### [What the task asks]
Count how many lines contain the word "aframe". Respond with the number alone.

━━━━━━

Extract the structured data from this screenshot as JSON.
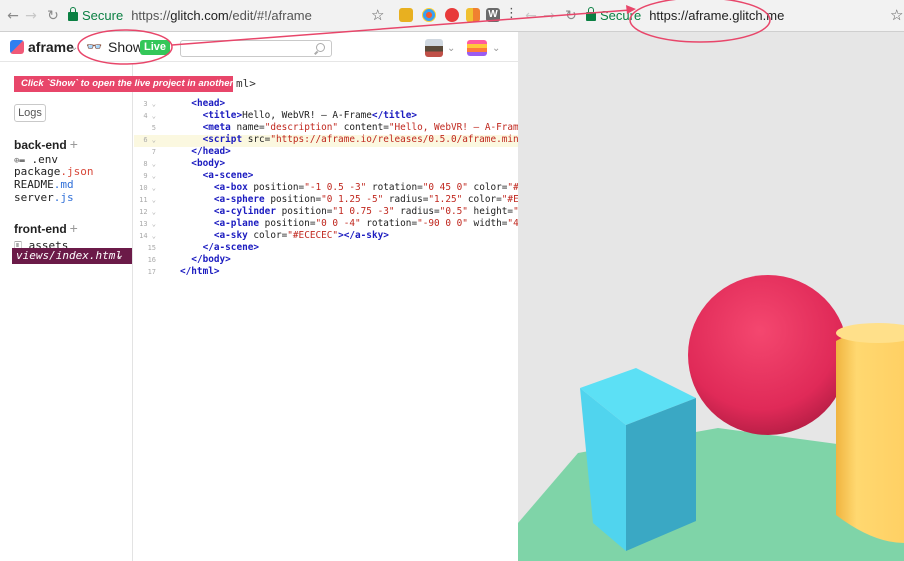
{
  "left_browser": {
    "secure_label": "Secure",
    "url_prefix": "https://",
    "url_host": "glitch.com",
    "url_path": "/edit/#!/aframe"
  },
  "glitch": {
    "project_name": "aframe",
    "show_label": "Show",
    "live_badge": "Live",
    "tooltip": "Click `Show` to open the live project in another tab",
    "tooltip_tail": "ml>"
  },
  "sidebar": {
    "logs_label": "Logs",
    "backend_title": "back-end",
    "backend_files": [
      {
        "name": ".env",
        "ext": ""
      },
      {
        "name": "package",
        "ext": ".json"
      },
      {
        "name": "README",
        "ext": ".md"
      },
      {
        "name": "server",
        "ext": ".js"
      }
    ],
    "frontend_title": "front-end",
    "assets_label": "assets",
    "active_file": "views/index.html"
  },
  "editor": {
    "lines": [
      {
        "n": "3",
        "fold": true
      },
      {
        "n": "4",
        "fold": true
      },
      {
        "n": "5",
        "fold": false
      },
      {
        "n": "6",
        "fold": true
      },
      {
        "n": "7",
        "fold": false
      },
      {
        "n": "8",
        "fold": true
      },
      {
        "n": "9",
        "fold": true
      },
      {
        "n": "10",
        "fold": true
      },
      {
        "n": "11",
        "fold": true
      },
      {
        "n": "12",
        "fold": true
      },
      {
        "n": "13",
        "fold": true
      },
      {
        "n": "14",
        "fold": true
      },
      {
        "n": "15",
        "fold": false
      },
      {
        "n": "16",
        "fold": false
      },
      {
        "n": "17",
        "fold": false
      }
    ]
  },
  "right_browser": {
    "secure_label": "Secure",
    "url": "https://aframe.glitch.me"
  },
  "colors": {
    "live_green": "#34c759",
    "annotation_red": "#e8466a",
    "active_file_bg": "#6b1a48",
    "sphere": "#EF2D5E",
    "box": "#4CC3D9",
    "cylinder": "#FFC65D",
    "plane": "#7BC8A4",
    "sky": "#ECECEC"
  }
}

━━━━━━

### [Exercise response]
3